- **The records**:
_ _ _ _ _ _ _
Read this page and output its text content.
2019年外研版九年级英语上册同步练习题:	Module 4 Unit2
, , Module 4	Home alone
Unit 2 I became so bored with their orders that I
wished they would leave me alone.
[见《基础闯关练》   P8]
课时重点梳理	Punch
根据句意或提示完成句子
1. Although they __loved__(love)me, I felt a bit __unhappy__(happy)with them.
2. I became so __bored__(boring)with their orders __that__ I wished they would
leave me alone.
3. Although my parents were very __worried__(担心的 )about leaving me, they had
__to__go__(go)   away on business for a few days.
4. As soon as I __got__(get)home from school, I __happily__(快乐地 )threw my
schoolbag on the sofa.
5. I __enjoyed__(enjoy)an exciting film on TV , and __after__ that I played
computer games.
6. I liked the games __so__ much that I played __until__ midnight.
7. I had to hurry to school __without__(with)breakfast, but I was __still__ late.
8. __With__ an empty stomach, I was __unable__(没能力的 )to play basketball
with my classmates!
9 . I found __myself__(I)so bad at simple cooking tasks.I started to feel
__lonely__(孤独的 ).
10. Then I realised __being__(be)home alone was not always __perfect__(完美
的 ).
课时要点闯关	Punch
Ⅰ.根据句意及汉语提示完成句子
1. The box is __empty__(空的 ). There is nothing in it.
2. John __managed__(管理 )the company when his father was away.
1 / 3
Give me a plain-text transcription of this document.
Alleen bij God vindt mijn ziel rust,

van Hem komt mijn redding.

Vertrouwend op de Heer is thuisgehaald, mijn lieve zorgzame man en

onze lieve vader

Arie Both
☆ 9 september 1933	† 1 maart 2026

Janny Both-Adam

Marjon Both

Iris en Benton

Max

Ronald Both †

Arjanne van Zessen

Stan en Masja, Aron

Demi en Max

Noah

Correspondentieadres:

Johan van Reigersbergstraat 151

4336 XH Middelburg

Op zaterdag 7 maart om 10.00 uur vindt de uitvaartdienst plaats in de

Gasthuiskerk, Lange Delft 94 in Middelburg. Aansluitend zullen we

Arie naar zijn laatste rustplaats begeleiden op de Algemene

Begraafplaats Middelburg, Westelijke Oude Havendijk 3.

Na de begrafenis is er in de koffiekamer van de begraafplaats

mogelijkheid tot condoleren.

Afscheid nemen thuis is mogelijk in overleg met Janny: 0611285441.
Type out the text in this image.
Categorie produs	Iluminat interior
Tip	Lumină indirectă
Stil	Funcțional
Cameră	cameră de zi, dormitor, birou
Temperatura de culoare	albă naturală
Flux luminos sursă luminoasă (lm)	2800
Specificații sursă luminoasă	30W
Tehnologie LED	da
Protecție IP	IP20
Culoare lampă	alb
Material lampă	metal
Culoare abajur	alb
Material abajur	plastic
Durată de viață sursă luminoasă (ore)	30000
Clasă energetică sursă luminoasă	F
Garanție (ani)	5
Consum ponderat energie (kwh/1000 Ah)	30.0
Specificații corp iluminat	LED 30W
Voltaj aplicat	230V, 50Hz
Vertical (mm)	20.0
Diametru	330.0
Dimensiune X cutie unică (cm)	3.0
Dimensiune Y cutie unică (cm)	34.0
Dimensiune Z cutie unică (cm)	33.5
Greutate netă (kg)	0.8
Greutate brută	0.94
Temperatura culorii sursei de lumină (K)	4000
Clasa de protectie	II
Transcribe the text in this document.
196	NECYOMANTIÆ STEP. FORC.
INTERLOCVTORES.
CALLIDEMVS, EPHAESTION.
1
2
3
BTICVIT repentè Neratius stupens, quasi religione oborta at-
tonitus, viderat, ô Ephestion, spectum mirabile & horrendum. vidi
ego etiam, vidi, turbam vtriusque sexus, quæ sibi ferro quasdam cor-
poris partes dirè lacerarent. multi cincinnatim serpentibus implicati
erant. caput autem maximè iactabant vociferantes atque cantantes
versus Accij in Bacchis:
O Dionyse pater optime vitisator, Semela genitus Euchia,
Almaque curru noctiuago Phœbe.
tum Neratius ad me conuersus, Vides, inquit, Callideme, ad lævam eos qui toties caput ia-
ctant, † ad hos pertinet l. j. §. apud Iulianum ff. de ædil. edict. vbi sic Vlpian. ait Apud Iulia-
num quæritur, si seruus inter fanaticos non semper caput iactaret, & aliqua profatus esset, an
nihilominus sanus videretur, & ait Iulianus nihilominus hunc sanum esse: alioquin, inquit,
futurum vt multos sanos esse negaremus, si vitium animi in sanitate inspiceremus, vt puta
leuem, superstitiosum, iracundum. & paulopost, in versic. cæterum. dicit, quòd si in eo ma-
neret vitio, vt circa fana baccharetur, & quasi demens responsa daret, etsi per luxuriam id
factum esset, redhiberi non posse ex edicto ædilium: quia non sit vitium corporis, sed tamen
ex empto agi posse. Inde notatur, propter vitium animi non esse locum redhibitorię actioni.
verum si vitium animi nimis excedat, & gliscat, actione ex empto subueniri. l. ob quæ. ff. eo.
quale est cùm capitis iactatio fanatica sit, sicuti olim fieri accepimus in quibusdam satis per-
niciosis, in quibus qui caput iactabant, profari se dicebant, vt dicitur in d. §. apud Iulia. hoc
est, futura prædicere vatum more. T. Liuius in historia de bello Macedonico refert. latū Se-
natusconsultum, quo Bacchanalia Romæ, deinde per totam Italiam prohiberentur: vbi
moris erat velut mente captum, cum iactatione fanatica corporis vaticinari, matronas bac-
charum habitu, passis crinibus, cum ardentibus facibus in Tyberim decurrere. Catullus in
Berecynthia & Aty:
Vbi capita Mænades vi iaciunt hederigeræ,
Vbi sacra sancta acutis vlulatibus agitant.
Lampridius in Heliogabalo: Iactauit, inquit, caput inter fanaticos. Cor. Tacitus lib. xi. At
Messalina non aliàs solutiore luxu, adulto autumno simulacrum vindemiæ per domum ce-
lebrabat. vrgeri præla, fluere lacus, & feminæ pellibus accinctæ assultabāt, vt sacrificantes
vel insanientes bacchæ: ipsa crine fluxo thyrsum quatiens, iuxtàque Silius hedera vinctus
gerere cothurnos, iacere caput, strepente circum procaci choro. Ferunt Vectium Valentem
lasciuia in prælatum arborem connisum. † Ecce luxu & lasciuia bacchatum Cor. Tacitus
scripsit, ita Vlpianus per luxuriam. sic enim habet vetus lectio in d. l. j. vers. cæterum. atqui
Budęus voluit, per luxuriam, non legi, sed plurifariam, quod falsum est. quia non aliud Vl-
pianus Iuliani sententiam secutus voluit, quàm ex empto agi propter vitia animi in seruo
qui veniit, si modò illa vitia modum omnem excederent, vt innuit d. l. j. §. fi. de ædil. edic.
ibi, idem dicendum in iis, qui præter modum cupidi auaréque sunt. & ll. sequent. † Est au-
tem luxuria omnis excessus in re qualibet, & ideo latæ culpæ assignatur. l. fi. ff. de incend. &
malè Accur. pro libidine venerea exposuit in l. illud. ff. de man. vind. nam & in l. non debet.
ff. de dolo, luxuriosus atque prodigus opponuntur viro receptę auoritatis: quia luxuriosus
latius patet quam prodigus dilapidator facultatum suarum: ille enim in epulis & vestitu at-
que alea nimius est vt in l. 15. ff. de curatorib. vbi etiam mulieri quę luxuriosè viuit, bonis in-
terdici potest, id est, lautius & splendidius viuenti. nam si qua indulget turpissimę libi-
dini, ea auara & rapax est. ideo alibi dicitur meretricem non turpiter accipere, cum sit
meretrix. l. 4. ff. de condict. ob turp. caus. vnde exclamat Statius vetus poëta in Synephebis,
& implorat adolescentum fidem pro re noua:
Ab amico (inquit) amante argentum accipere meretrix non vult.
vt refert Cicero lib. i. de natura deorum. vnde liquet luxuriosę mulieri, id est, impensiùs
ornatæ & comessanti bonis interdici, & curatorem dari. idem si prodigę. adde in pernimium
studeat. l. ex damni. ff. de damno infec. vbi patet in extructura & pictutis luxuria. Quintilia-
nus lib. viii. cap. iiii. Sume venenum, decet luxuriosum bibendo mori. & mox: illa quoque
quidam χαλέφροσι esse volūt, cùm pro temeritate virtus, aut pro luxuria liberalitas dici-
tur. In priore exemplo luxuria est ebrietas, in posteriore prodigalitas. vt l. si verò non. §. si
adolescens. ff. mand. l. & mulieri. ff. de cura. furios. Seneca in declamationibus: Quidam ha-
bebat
_ _ _ _ _ _ _
- **What to do**: In the records above, locate every line with the string "refert" and copy it.

- **Reply**:
est, futura prædicere vatum more. T. Liuius in historia de bello Macedonico refert. latū Se-
vt refert Cicero lib. i. de natura deorum. vnde liquet luxuriosę mulieri, id est, impensiùs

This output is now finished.